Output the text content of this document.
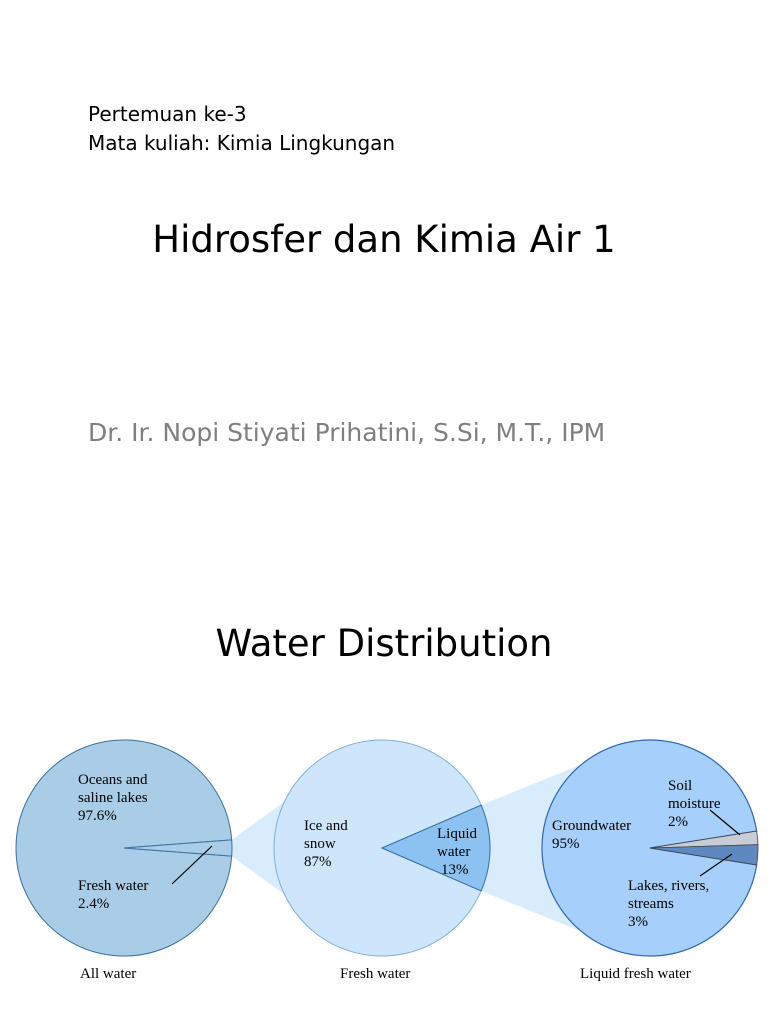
Pertemuan ke-3
Mata kuliah: Kimia Lingkungan
Hidrosfer dan Kimia Air 1
Dr. Ir. Nopi Stiyati Prihatini, S.Si, M.T., IPM
Water Distribution
Oceans and saline lakes 97.6%
Fresh water
2.4%
All water
Ice and snow 87%
Liquid water 13%
Fresh water
Groundwater
95%
Soil moisture 2%
Lakes, rivers, streams 3%
Liquid fresh water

= = = = = = =

▸ Instructions for the task
Track down the lines that include the word "Kimia" and copy them.

▸ Result of the task
Mata kuliah: Kimia Lingkungan
Hidrosfer dan Kimia Air 1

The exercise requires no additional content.